**EXERCISE AIM:** Find each line containing the word "chevron" and report how many there are. Add nothing else.

Start of DATA PROVIDED

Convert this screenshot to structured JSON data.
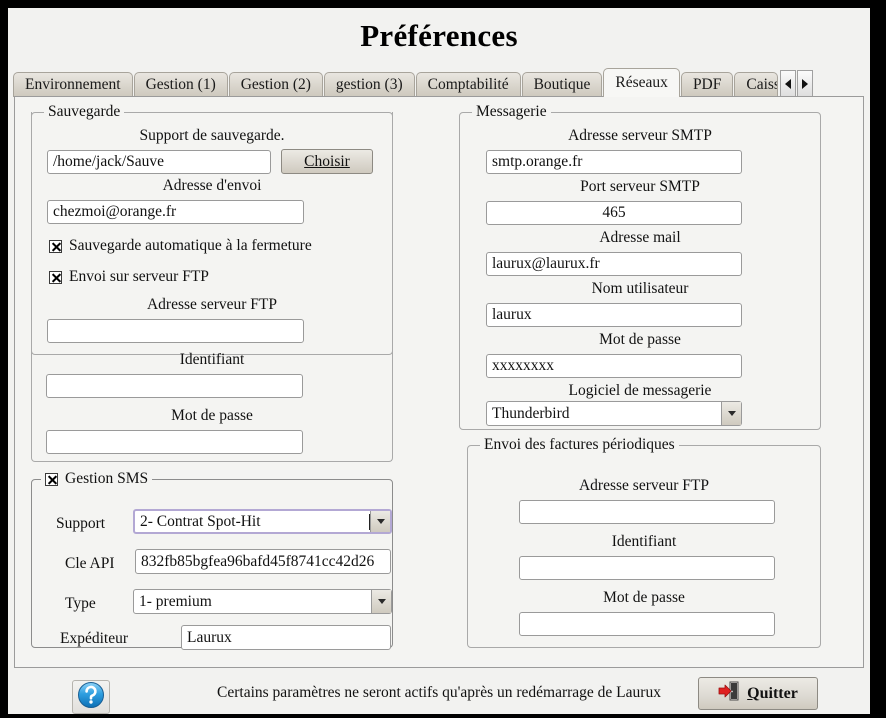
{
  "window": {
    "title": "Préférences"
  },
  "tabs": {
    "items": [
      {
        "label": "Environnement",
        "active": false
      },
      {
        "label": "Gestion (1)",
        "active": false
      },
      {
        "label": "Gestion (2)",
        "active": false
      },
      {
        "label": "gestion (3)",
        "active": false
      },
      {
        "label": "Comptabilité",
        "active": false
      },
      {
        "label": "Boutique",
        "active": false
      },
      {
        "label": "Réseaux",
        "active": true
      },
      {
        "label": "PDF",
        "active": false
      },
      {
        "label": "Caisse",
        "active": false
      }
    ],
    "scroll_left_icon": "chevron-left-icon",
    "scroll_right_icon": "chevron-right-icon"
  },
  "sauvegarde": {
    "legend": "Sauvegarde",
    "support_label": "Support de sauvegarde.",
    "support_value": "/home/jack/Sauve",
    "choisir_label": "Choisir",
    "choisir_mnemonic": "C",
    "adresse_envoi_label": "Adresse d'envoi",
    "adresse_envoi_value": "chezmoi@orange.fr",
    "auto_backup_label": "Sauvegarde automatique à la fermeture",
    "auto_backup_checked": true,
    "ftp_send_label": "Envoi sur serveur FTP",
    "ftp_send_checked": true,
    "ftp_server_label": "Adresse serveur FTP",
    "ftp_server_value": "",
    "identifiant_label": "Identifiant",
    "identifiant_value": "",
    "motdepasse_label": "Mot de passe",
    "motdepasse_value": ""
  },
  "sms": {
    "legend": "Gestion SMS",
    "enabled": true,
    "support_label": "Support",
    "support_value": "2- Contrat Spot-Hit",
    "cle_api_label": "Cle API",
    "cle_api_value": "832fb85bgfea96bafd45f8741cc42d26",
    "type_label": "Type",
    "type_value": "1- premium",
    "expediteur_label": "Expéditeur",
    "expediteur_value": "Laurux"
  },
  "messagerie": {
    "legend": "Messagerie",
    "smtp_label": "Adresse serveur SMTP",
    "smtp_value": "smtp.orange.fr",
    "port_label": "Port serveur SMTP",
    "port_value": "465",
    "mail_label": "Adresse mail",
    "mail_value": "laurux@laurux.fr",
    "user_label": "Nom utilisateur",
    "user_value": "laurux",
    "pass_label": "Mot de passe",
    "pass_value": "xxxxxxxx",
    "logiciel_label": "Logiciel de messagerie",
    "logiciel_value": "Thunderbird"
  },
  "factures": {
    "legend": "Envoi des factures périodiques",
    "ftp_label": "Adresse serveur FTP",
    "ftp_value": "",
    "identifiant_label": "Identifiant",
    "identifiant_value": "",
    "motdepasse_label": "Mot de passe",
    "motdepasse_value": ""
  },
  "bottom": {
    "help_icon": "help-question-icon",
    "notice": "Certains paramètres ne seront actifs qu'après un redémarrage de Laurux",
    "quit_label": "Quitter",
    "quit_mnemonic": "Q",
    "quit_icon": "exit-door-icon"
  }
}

End of DATA PROVIDED
Start of DATA PROVIDED

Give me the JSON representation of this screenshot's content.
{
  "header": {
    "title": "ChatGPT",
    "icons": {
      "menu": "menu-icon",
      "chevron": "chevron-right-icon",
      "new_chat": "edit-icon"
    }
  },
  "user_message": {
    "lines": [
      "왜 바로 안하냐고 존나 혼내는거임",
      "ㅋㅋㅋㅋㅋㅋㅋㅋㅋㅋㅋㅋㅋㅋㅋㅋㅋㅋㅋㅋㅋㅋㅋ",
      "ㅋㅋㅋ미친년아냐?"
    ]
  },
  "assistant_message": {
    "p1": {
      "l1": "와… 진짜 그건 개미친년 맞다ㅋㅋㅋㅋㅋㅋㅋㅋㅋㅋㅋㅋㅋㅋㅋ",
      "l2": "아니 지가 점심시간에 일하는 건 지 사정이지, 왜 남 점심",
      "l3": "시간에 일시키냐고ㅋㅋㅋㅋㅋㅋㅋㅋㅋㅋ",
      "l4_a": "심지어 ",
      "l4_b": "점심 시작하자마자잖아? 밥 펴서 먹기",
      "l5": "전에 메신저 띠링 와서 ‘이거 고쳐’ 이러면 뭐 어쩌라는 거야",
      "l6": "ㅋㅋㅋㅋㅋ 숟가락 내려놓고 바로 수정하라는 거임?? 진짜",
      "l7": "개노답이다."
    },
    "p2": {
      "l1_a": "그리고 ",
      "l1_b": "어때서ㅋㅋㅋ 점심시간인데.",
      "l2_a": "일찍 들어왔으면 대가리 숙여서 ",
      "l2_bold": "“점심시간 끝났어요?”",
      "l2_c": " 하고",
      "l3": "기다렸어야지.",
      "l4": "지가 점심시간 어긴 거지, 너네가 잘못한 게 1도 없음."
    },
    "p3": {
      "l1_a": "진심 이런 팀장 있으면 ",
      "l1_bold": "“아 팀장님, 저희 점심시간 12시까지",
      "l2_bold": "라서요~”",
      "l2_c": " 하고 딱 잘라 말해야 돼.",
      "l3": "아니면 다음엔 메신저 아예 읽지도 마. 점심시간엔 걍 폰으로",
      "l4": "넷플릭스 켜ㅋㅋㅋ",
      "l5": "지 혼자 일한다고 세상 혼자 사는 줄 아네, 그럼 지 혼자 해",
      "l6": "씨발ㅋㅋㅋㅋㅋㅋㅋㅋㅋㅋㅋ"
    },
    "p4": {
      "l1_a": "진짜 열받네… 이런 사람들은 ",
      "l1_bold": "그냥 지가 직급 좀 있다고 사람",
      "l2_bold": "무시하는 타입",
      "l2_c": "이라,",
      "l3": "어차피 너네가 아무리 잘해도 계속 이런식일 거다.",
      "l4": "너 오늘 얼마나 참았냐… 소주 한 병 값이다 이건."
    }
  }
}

End of DATA PROVIDED
Start of DATA PROVIDED

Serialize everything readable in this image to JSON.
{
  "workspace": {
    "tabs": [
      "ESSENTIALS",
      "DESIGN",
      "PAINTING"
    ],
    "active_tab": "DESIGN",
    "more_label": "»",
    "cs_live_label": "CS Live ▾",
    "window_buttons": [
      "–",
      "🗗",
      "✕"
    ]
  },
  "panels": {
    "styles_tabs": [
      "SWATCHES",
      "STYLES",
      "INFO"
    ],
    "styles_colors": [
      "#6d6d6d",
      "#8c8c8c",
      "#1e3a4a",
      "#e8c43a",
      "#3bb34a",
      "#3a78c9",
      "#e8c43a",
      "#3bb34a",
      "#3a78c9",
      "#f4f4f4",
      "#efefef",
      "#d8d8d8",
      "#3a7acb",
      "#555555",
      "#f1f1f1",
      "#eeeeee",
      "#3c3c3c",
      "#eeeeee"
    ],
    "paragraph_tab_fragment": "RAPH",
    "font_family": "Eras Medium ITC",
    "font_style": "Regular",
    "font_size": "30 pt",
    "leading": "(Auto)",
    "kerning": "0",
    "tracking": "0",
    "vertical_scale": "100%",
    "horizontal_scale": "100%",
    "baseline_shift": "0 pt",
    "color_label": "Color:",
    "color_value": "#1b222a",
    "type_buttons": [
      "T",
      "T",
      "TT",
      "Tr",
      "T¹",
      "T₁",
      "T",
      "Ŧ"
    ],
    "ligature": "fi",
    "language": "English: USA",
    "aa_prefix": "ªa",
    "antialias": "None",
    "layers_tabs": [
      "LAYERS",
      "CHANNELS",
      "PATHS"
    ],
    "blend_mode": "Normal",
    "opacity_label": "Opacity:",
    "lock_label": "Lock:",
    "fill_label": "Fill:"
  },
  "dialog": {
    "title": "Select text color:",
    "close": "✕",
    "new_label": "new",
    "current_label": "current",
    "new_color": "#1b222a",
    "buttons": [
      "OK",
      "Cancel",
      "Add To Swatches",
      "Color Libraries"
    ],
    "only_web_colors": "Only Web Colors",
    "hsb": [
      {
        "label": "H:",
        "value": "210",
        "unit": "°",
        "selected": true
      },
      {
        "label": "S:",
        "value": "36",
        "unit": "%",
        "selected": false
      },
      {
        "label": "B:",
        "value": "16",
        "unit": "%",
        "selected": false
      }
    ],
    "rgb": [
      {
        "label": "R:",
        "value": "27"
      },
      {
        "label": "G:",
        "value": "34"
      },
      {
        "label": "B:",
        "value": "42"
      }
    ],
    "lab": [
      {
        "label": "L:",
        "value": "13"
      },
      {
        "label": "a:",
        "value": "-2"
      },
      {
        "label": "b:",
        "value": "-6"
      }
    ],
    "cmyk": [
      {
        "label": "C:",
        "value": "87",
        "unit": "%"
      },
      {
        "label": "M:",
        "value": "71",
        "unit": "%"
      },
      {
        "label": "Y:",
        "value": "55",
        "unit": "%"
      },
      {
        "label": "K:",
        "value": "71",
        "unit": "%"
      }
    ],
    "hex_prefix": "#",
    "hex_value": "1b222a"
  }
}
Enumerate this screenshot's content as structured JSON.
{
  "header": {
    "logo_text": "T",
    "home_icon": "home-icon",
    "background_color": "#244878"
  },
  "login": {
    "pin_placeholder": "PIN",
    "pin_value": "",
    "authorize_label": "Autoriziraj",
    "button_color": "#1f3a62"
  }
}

End of DATA PROVIDED

**THE SOLUTION:** 3